TASK DESCRIPTION:
Say how many lines hold the string "this", and nothing more.

RECORDS SHOWN:

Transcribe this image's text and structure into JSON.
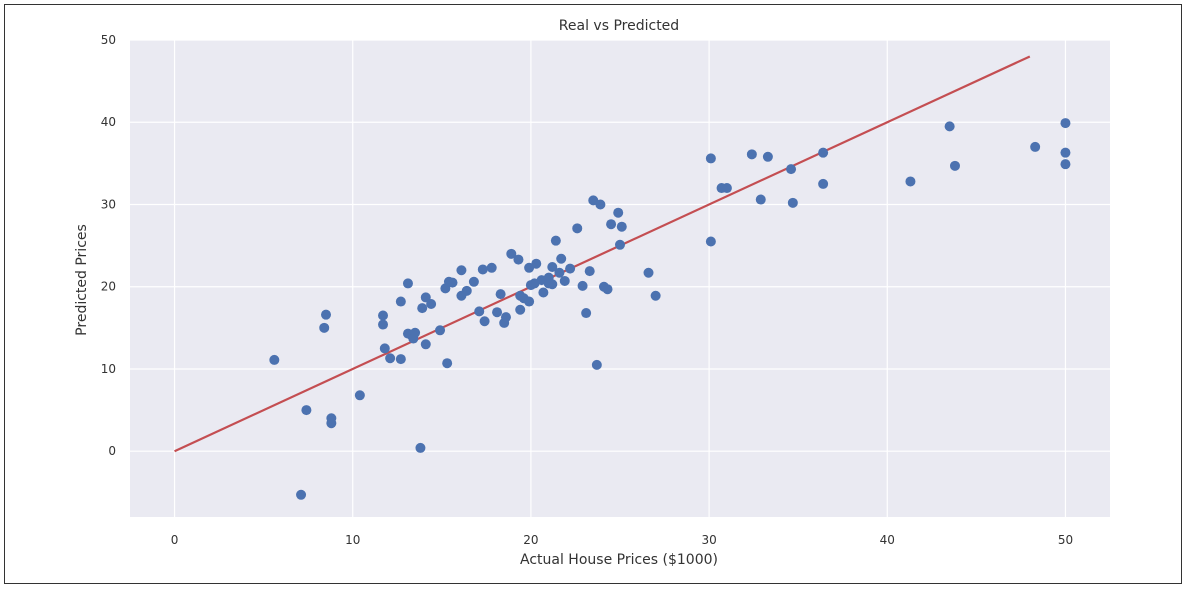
{
  "chart_data": {
    "type": "scatter",
    "title": "Real vs Predicted",
    "xlabel": "Actual House Prices ($1000)",
    "ylabel": "Predicted Prices",
    "xlim": [
      -2.5,
      52.5
    ],
    "ylim": [
      -8,
      50
    ],
    "xticks": [
      0,
      10,
      20,
      30,
      40,
      50
    ],
    "yticks": [
      0,
      10,
      20,
      30,
      40,
      50
    ],
    "grid": true,
    "colors": {
      "background": "#eaeaf2",
      "grid": "#ffffff",
      "points": "#4c72b0",
      "line": "#c44e52"
    },
    "series": [
      {
        "type": "scatter",
        "points": [
          [
            5.6,
            11.1
          ],
          [
            7.4,
            5.0
          ],
          [
            7.1,
            -5.3
          ],
          [
            8.4,
            15.0
          ],
          [
            8.5,
            16.6
          ],
          [
            8.8,
            4.0
          ],
          [
            8.8,
            3.4
          ],
          [
            10.4,
            6.8
          ],
          [
            11.7,
            16.5
          ],
          [
            11.7,
            15.4
          ],
          [
            11.8,
            12.5
          ],
          [
            12.1,
            11.3
          ],
          [
            12.7,
            18.2
          ],
          [
            12.7,
            11.2
          ],
          [
            13.1,
            20.4
          ],
          [
            13.1,
            14.3
          ],
          [
            13.3,
            14.1
          ],
          [
            13.5,
            14.4
          ],
          [
            13.4,
            13.7
          ],
          [
            13.9,
            17.4
          ],
          [
            14.1,
            18.7
          ],
          [
            14.1,
            13.0
          ],
          [
            14.4,
            17.9
          ],
          [
            13.8,
            0.4
          ],
          [
            14.9,
            14.7
          ],
          [
            15.2,
            19.8
          ],
          [
            15.3,
            10.7
          ],
          [
            15.4,
            20.6
          ],
          [
            15.6,
            20.5
          ],
          [
            16.1,
            18.9
          ],
          [
            16.1,
            22.0
          ],
          [
            16.4,
            19.5
          ],
          [
            16.8,
            20.6
          ],
          [
            17.1,
            17.0
          ],
          [
            17.3,
            22.1
          ],
          [
            17.4,
            15.8
          ],
          [
            17.8,
            22.3
          ],
          [
            18.1,
            16.9
          ],
          [
            18.3,
            19.1
          ],
          [
            18.5,
            15.6
          ],
          [
            18.6,
            16.3
          ],
          [
            18.9,
            24.0
          ],
          [
            19.3,
            23.3
          ],
          [
            19.4,
            17.2
          ],
          [
            19.4,
            18.9
          ],
          [
            19.6,
            18.6
          ],
          [
            19.9,
            22.3
          ],
          [
            19.9,
            18.2
          ],
          [
            20.0,
            20.2
          ],
          [
            20.2,
            20.4
          ],
          [
            20.3,
            22.8
          ],
          [
            20.6,
            20.8
          ],
          [
            20.7,
            19.3
          ],
          [
            21.0,
            20.4
          ],
          [
            21.0,
            21.1
          ],
          [
            21.2,
            22.4
          ],
          [
            21.2,
            20.3
          ],
          [
            21.4,
            25.6
          ],
          [
            21.6,
            21.7
          ],
          [
            21.7,
            23.4
          ],
          [
            21.9,
            20.7
          ],
          [
            22.2,
            22.2
          ],
          [
            22.6,
            27.1
          ],
          [
            22.9,
            20.1
          ],
          [
            23.1,
            16.8
          ],
          [
            23.3,
            21.9
          ],
          [
            23.5,
            30.5
          ],
          [
            23.7,
            10.5
          ],
          [
            23.9,
            30.0
          ],
          [
            24.1,
            20.0
          ],
          [
            24.3,
            19.7
          ],
          [
            24.5,
            27.6
          ],
          [
            24.9,
            29.0
          ],
          [
            25.0,
            25.1
          ],
          [
            25.1,
            27.3
          ],
          [
            26.6,
            21.7
          ],
          [
            27.0,
            18.9
          ],
          [
            30.1,
            35.6
          ],
          [
            30.1,
            25.5
          ],
          [
            30.7,
            32.0
          ],
          [
            31.0,
            32.0
          ],
          [
            32.4,
            36.1
          ],
          [
            32.9,
            30.6
          ],
          [
            33.3,
            35.8
          ],
          [
            34.6,
            34.3
          ],
          [
            34.7,
            30.2
          ],
          [
            36.4,
            36.3
          ],
          [
            36.4,
            32.5
          ],
          [
            41.3,
            32.8
          ],
          [
            43.5,
            39.5
          ],
          [
            43.8,
            34.7
          ],
          [
            48.3,
            37.0
          ],
          [
            50.0,
            39.9
          ],
          [
            50.0,
            36.3
          ],
          [
            50.0,
            34.9
          ]
        ]
      },
      {
        "type": "line",
        "points": [
          [
            0,
            0
          ],
          [
            48,
            48
          ]
        ]
      }
    ]
  }
}
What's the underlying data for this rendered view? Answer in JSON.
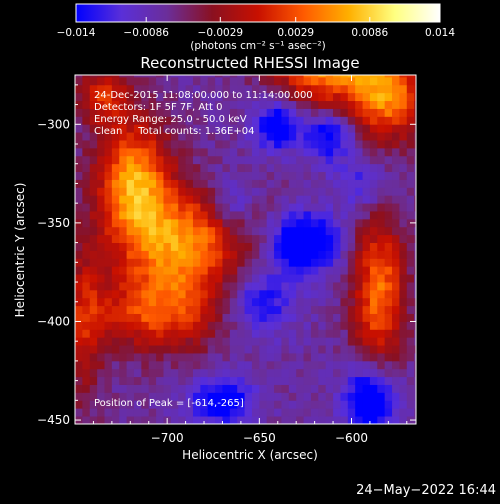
{
  "chart_data": {
    "type": "heatmap",
    "title": "Reconstructed RHESSI Image",
    "xlabel": "Heliocentric X (arcsec)",
    "ylabel": "Heliocentric Y (arcsec)",
    "xlim": [
      -750,
      -565
    ],
    "ylim": [
      -452,
      -275
    ],
    "x_ticks": [
      {
        "value": -700,
        "label": "−700"
      },
      {
        "value": -650,
        "label": "−650"
      },
      {
        "value": -600,
        "label": "−600"
      }
    ],
    "y_ticks": [
      {
        "value": -300,
        "label": "−300"
      },
      {
        "value": -350,
        "label": "−350"
      },
      {
        "value": -400,
        "label": "−400"
      },
      {
        "value": -450,
        "label": "−450"
      }
    ],
    "colorbar": {
      "range": [
        -0.014,
        0.014
      ],
      "ticks": [
        {
          "value": -0.014,
          "label": "−0.014"
        },
        {
          "value": -0.0086,
          "label": "−0.0086"
        },
        {
          "value": -0.0029,
          "label": "−0.0029"
        },
        {
          "value": 0.0029,
          "label": "0.0029"
        },
        {
          "value": 0.0086,
          "label": "0.0086"
        },
        {
          "value": 0.014,
          "label": "0.014"
        }
      ],
      "unit_label": "(photons cm⁻² s⁻¹ asec⁻²)",
      "colors": [
        "#0000ff",
        "#5a2fd8",
        "#6b2e9a",
        "#8a1020",
        "#c81000",
        "#ff5a00",
        "#ffb000",
        "#ffff80",
        "#ffffff"
      ]
    },
    "annotations": [
      "24-Dec-2015 11:08:00.000 to 11:14:00.000",
      "Detectors: 1F 5F 7F, Att 0",
      "Energy Range: 25.0 - 50.0 keV",
      "Clean     Total counts: 1.36E+04"
    ],
    "peak_label": "Position of Peak = [-614,-265]",
    "peak_position": [
      -614,
      -265
    ],
    "sources": [
      {
        "x": -718,
        "y": -330,
        "amp": 0.0138,
        "sx": 14,
        "sy": 22
      },
      {
        "x": -690,
        "y": -360,
        "amp": 0.0125,
        "sx": 22,
        "sy": 18
      },
      {
        "x": -705,
        "y": -395,
        "amp": 0.0095,
        "sx": 25,
        "sy": 14
      },
      {
        "x": -614,
        "y": -265,
        "amp": 0.014,
        "sx": 20,
        "sy": 18
      },
      {
        "x": -580,
        "y": -285,
        "amp": 0.012,
        "sx": 14,
        "sy": 16
      },
      {
        "x": -735,
        "y": -285,
        "amp": 0.008,
        "sx": 10,
        "sy": 10
      },
      {
        "x": -585,
        "y": -385,
        "amp": 0.0115,
        "sx": 10,
        "sy": 26
      },
      {
        "x": -745,
        "y": -400,
        "amp": 0.006,
        "sx": 8,
        "sy": 30
      },
      {
        "x": -640,
        "y": -300,
        "amp": -0.0095,
        "sx": 9,
        "sy": 9
      },
      {
        "x": -625,
        "y": -360,
        "amp": -0.012,
        "sx": 12,
        "sy": 10
      },
      {
        "x": -612,
        "y": -305,
        "amp": -0.0085,
        "sx": 9,
        "sy": 9
      },
      {
        "x": -670,
        "y": -440,
        "amp": -0.0085,
        "sx": 12,
        "sy": 9
      },
      {
        "x": -590,
        "y": -440,
        "amp": -0.011,
        "sx": 10,
        "sy": 12
      },
      {
        "x": -650,
        "y": -390,
        "amp": -0.0065,
        "sx": 14,
        "sy": 12
      },
      {
        "x": -595,
        "y": -330,
        "amp": -0.0045,
        "sx": 10,
        "sy": 10
      },
      {
        "x": -665,
        "y": -340,
        "amp": -0.005,
        "sx": 8,
        "sy": 10
      }
    ]
  },
  "footer": {
    "timestamp": "24−May−2022 16:44"
  }
}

EXERCISE SOLUTION:
2